**TASK OBJECTIVE**
Gather the lines that hold the string "الله".

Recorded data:
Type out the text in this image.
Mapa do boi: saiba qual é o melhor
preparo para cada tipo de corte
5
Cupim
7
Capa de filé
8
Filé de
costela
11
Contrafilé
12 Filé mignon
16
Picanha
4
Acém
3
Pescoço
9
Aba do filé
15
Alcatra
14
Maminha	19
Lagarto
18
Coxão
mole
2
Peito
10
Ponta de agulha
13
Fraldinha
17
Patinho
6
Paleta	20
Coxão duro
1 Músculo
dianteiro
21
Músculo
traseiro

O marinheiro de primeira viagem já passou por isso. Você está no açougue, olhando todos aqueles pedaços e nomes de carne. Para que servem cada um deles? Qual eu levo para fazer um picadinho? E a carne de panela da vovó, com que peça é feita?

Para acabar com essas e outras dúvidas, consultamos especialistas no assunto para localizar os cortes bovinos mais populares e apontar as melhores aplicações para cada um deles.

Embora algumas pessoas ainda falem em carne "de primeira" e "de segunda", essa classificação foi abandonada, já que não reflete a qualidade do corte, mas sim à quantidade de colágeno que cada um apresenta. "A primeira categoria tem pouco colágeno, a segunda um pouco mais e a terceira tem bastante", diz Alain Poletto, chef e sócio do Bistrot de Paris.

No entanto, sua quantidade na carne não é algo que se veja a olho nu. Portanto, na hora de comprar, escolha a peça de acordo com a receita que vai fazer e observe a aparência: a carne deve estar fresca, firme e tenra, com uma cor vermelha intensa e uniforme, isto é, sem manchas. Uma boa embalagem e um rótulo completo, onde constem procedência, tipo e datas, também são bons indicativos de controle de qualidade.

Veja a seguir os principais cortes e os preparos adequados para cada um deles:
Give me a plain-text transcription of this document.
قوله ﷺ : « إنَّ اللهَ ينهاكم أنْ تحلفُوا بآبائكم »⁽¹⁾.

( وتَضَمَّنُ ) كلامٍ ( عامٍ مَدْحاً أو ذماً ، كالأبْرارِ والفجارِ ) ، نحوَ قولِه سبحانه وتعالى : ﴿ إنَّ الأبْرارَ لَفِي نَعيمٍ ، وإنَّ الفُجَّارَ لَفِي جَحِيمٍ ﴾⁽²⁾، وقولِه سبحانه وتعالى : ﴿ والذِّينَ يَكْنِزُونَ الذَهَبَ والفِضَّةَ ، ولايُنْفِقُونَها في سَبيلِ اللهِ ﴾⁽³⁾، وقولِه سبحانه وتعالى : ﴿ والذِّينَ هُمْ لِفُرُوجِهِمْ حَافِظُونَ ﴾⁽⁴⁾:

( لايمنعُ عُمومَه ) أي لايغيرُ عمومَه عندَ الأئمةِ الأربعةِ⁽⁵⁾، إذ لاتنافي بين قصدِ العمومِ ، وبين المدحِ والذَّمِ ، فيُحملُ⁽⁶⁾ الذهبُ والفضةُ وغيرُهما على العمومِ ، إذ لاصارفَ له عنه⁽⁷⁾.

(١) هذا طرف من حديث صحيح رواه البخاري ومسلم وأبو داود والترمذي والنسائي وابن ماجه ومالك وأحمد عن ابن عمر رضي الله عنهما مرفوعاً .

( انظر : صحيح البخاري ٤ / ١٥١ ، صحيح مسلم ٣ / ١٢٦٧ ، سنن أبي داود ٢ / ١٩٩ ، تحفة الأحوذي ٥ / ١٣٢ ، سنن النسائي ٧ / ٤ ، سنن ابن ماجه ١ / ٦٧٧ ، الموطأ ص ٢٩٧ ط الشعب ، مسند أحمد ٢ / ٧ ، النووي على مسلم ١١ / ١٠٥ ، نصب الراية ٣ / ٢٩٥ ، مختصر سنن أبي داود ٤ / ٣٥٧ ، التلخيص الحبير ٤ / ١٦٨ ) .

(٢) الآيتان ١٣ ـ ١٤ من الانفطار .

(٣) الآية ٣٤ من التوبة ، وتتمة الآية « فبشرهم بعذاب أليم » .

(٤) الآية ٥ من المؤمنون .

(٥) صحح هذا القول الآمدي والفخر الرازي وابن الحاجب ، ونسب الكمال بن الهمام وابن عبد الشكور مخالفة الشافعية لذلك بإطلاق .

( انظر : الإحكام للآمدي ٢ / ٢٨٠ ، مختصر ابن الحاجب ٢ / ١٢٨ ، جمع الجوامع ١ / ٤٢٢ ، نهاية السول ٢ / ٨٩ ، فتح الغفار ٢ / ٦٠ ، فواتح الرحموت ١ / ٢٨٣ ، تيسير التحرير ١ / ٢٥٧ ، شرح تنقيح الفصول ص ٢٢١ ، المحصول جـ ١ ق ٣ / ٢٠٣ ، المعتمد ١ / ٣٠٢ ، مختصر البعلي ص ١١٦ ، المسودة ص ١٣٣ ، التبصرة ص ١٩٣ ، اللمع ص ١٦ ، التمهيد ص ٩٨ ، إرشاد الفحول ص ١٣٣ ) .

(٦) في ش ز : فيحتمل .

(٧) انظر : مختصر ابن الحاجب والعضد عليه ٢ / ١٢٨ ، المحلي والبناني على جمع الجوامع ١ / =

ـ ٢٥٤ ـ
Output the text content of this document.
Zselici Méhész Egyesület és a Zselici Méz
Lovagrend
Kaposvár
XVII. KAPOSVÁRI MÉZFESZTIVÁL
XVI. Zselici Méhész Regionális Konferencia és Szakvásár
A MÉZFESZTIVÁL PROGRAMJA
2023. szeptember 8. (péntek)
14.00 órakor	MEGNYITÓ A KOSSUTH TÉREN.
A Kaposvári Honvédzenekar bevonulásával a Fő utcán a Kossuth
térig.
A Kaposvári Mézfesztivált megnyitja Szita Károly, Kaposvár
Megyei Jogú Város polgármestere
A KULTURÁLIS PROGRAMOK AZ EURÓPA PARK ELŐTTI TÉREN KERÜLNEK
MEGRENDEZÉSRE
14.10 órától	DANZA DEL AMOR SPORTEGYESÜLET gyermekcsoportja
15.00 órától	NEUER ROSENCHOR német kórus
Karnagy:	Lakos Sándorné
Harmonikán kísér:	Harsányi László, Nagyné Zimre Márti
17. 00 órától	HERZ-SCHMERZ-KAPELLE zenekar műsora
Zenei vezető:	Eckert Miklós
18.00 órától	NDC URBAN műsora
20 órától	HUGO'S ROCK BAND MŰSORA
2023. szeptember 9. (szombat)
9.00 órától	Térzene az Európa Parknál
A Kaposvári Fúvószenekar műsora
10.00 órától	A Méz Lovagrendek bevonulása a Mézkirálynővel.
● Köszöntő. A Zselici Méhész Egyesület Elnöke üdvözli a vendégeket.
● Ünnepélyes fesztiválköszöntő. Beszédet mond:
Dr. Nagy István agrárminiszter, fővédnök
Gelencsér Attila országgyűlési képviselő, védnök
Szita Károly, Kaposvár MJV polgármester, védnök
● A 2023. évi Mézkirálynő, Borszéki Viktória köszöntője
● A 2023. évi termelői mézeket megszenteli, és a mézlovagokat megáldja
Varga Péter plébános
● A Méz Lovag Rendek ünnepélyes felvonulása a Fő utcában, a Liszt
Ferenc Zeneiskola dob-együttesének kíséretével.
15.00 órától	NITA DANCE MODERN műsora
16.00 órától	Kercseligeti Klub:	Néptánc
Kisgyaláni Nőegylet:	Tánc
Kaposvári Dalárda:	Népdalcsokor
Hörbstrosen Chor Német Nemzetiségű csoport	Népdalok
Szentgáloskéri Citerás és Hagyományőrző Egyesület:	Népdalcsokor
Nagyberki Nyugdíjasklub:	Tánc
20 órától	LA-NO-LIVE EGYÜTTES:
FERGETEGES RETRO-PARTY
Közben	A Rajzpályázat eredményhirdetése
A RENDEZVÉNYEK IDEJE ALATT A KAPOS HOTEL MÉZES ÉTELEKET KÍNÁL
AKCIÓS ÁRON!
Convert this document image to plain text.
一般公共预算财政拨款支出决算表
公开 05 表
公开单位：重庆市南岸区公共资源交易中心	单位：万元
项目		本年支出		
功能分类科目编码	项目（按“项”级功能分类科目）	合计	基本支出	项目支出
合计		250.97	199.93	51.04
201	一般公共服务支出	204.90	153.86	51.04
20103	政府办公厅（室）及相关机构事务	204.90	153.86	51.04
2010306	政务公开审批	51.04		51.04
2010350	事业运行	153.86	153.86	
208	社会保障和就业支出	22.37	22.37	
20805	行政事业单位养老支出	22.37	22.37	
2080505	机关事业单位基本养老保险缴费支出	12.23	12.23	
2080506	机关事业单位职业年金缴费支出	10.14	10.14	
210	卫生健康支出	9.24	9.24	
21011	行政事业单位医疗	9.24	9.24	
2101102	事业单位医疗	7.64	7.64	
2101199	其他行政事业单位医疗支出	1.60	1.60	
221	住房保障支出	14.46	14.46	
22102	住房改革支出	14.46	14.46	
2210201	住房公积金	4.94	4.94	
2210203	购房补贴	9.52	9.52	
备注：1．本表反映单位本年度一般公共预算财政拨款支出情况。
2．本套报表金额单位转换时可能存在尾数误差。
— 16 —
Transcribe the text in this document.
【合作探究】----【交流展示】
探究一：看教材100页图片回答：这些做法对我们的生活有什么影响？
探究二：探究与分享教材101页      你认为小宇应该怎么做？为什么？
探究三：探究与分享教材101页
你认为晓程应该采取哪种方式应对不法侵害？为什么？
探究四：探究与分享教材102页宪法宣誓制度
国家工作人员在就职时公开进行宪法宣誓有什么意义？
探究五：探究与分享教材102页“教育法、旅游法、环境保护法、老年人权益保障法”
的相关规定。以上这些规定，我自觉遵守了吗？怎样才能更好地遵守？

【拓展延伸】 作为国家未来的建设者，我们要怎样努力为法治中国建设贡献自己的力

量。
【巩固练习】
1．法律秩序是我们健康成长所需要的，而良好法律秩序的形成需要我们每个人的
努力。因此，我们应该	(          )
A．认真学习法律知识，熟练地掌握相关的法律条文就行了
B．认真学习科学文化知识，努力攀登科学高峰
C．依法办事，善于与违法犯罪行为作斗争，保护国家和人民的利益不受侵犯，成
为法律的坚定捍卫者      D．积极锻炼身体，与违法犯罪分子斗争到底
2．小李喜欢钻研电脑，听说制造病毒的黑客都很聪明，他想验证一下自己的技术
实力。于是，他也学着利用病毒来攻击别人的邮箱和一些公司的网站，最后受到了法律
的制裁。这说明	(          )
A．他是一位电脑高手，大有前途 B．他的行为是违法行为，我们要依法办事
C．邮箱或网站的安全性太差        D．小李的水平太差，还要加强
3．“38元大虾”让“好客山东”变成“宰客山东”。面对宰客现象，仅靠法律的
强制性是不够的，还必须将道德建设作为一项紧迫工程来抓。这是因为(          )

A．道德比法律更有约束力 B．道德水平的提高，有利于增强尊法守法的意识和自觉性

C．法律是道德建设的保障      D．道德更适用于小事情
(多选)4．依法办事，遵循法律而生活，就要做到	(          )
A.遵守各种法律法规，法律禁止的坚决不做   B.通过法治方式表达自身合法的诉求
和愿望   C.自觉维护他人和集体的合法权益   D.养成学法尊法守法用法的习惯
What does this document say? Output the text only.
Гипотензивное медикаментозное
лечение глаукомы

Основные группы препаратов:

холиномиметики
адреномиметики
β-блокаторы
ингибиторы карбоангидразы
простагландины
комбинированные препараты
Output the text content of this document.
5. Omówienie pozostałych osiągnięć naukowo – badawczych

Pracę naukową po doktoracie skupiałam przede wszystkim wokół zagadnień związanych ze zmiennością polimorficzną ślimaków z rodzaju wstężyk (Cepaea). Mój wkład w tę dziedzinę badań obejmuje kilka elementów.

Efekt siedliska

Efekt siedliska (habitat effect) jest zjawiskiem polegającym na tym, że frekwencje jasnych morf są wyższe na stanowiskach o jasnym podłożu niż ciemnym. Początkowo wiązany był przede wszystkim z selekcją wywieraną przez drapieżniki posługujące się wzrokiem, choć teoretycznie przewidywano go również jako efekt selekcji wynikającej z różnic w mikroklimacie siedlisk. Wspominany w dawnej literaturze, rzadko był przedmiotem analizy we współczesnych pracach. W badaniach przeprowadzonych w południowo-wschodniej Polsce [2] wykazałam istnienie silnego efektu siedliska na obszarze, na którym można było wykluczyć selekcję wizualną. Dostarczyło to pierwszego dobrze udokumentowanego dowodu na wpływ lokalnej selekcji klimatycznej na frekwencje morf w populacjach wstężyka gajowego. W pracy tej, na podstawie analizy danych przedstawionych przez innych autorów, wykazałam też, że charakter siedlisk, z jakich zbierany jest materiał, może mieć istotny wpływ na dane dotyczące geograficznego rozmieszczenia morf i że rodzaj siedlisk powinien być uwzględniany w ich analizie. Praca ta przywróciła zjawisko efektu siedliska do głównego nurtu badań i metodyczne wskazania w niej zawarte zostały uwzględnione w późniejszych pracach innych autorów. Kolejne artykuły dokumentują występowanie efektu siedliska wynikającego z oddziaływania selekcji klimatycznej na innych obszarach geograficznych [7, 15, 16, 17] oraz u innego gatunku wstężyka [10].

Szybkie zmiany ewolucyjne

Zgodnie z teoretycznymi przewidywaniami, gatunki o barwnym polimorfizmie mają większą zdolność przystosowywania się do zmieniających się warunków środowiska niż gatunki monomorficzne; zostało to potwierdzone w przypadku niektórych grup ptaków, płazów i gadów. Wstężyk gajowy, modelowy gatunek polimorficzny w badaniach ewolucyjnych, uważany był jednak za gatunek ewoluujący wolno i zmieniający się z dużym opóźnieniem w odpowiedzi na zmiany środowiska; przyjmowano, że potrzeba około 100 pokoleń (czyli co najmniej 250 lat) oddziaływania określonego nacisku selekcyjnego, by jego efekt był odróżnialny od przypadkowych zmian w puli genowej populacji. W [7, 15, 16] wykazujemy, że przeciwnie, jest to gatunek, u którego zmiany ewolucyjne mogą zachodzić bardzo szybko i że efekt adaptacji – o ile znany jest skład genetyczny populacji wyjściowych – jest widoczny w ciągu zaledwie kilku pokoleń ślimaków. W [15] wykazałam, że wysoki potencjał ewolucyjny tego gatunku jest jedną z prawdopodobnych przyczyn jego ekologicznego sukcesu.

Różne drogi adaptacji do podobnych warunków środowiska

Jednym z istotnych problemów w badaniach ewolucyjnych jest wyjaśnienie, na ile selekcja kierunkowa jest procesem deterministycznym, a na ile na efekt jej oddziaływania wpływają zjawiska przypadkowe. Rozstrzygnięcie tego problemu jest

**RESULT OF THIS TASK**
قوله ﷺ : « إنَّ اللهَ ينهاكم أنْ تحلفُوا بآبائكم »⁽¹⁾.
( وتَضَمَّنُ ) كلامٍ ( عامٍ مَدْحاً أو ذماً ، كالأبْرارِ والفجارِ ) ، نحوَ قولِه سبحانه وتعالى : ﴿ إنَّ الأبْرارَ لَفِي نَعيمٍ ، وإنَّ الفُجَّارَ لَفِي جَحِيمٍ ﴾⁽²⁾، وقولِه سبحانه وتعالى : ﴿ والذِّينَ يَكْنِزُونَ الذَهَبَ والفِضَّةَ ، ولايُنْفِقُونَها في سَبيلِ اللهِ ﴾⁽³⁾، وقولِه سبحانه وتعالى : ﴿ والذِّينَ هُمْ لِفُرُوجِهِمْ حَافِظُونَ ﴾⁽⁴⁾:
(١) هذا طرف من حديث صحيح رواه البخاري ومسلم وأبو داود والترمذي والنسائي وابن ماجه ومالك وأحمد عن ابن عمر رضي الله عنهما مرفوعاً .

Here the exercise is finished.